12/4/2004
Dr. Morton Walker Article Published in "Townsend Letter for Doctors"
Published with permission on NeedakRebounder.com
Jumping for Health
by Morton Walker, D.P.M.
In the spring of 1981, 28-year old Samuel J. Kofsky of Manchester, New Hampshire, a Ph.D. candidate attending the School of Economics at Dartmouth University, lay in a Hanover, New Hampshire hospital room, recovering from the surgical excision of an apparent cyst. Soon after the operation, his surgeon and an oncologist entered the room and walked hesitantly to the foot of the patient's bed. The surgeon said, "Sam, I don't want to shock you, but our hospital pathology department reports that your biopsy shows you have a connective tissue cancer. It's a rare form of fibrosarcoma, which develops suddenly from small bumps on the skin like what I thought was your cyst. Sam, I'm sorry to tell you that there's an 80% chance it will take your life within four years."
The oncologist had come along to confirm the young man's diagnosis and prognosis. Then he suggested further treatment.
Soon Sam Kofsky found himself faced with daily radiation therapy and then intravenous chemotherapy which the late Senator Hubert H. Humphrey had once referred to during a TV interview as "bottled death!" For graduate student it was devastating treatment routine. He felt that his body being assaulted, burned, and poisoned.
To sustain himself through chemotherapy, and to believe that he was doing something positive to help himself, Mr. Kofsky took up exercise of the aerobic type. Aerobics is the steady state of exercising which, when performed over a period of months or years, develops the cardiopulmonary system's ability to take in and utilize more oxygen. This elevated amount of "oxygen uptake" increases cellular metabolism of oxygen molecules as nutrients. Besides competitive team sports such as football, basketball, racquetball and tennis, aerobic exercises include speed walking, running, sustained jogging, swimming, rowing, bicycle riding, calisthenics performed in a specific time frame, and rope jumping.
As it happens, Mr. Kofsky became intrigued with rebounding, which is similar to jumping rope except that it's performed on a kind of mini-trampoline (see Photograph 1). Since the jumping surface of a rebounding device has cushioning spring to it, any jarring to one's ankle joints, knees, and back is removed. While rebounding, too, a person can work out outdoors or indoors and simultaneously speak on the telephone, watch television, listen to music, and do other things. Jumping on the mini-trampoline is the ultimate aerobic exercise able to be performed anywhere, even in hotel rooms with a carryon, foldable-type rebounding device As he was being treated with toxic chemicals, Mr. Kofsky engaged in rebounding for his health several hours every day, including 60 minutes before breakfast, lunch and dinner. Whenever possible, he carried his rebounding device out-of-doors to bound under the trees. Also he ate a nutritious diet, took supplements, and engaged in other exercises for diversity. At regular intervals he swam a full mile at the local health club, furiously punched the heavy bag, and ran a consistent six-minute mile over a ten-mile course. His weight plummeted 36 pounds from a high of 193 not from cancer, but from his strenuous amount of daily exercising.

DATA >>
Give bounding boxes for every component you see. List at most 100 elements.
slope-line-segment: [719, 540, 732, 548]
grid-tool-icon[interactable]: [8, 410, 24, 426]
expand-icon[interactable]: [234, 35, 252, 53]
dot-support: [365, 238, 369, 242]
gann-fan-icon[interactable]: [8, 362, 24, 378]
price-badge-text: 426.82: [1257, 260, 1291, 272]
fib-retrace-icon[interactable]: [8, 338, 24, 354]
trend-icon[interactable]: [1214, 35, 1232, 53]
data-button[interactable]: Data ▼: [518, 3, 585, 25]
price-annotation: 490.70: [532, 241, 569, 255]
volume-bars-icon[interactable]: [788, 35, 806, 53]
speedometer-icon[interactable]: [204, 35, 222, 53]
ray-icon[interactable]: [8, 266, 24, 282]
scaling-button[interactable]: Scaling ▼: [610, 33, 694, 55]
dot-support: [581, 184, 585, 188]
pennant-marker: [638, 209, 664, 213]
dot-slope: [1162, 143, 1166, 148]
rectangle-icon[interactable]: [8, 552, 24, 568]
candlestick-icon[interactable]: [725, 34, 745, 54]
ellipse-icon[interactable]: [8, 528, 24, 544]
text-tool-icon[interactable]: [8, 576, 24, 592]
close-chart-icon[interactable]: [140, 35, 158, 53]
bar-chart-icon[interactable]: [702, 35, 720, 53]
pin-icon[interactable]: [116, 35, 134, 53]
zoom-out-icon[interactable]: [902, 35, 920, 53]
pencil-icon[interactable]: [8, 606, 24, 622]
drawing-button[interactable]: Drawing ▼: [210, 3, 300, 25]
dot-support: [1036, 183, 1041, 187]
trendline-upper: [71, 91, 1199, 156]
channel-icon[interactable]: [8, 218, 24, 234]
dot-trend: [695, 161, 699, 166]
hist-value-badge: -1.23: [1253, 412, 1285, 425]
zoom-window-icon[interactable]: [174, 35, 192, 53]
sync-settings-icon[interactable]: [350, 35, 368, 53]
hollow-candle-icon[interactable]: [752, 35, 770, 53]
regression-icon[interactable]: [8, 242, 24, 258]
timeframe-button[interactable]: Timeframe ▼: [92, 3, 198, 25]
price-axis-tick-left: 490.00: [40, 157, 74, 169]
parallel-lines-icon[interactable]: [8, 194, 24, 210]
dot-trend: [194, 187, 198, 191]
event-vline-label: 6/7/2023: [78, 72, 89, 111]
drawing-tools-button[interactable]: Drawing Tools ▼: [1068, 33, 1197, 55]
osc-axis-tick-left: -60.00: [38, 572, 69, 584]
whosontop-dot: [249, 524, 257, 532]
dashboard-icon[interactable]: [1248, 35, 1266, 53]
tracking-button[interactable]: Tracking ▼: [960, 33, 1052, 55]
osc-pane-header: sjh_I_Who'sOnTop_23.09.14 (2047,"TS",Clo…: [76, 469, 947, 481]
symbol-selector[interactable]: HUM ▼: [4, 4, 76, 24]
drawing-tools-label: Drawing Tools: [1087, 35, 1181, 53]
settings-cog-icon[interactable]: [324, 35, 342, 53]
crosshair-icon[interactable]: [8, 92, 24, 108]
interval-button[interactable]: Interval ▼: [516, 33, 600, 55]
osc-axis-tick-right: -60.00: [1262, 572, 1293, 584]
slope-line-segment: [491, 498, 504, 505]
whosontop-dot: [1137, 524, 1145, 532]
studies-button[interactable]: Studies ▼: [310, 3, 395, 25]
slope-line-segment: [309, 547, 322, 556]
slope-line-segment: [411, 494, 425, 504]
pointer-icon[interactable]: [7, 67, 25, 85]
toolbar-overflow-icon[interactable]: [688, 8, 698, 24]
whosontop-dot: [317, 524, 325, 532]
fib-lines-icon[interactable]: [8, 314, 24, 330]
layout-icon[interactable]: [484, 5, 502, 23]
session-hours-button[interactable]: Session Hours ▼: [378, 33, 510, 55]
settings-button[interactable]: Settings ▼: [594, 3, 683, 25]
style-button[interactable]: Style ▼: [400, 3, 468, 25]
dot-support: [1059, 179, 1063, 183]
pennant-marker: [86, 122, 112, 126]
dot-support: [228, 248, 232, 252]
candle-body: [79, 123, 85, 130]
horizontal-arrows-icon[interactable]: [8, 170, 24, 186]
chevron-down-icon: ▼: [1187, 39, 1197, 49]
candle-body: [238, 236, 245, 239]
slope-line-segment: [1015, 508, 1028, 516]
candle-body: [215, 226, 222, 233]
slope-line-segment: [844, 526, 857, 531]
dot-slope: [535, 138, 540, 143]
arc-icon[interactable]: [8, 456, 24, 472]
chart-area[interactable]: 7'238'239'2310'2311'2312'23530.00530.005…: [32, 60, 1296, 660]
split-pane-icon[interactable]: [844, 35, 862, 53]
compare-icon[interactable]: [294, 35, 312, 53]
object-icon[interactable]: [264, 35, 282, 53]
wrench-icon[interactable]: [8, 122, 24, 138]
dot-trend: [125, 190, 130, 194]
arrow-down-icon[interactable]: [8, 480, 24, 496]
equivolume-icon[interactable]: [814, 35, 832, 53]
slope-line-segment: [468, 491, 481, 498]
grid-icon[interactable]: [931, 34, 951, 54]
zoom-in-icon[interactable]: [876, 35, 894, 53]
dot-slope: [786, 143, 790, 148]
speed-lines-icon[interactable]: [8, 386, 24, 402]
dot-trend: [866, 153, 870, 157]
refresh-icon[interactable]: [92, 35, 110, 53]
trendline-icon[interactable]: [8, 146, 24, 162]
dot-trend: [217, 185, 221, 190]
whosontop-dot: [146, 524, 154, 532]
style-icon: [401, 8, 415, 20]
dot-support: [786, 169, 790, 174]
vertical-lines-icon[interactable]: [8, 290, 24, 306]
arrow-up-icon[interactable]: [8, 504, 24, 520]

WORK ITEM >> According to the article on jumping for health, how much weight did Samuel Kofsky lose, and what was his starting weight?

SOLUTION TO THIS PROBLEM >> He lost 36 pounds from a high of 193.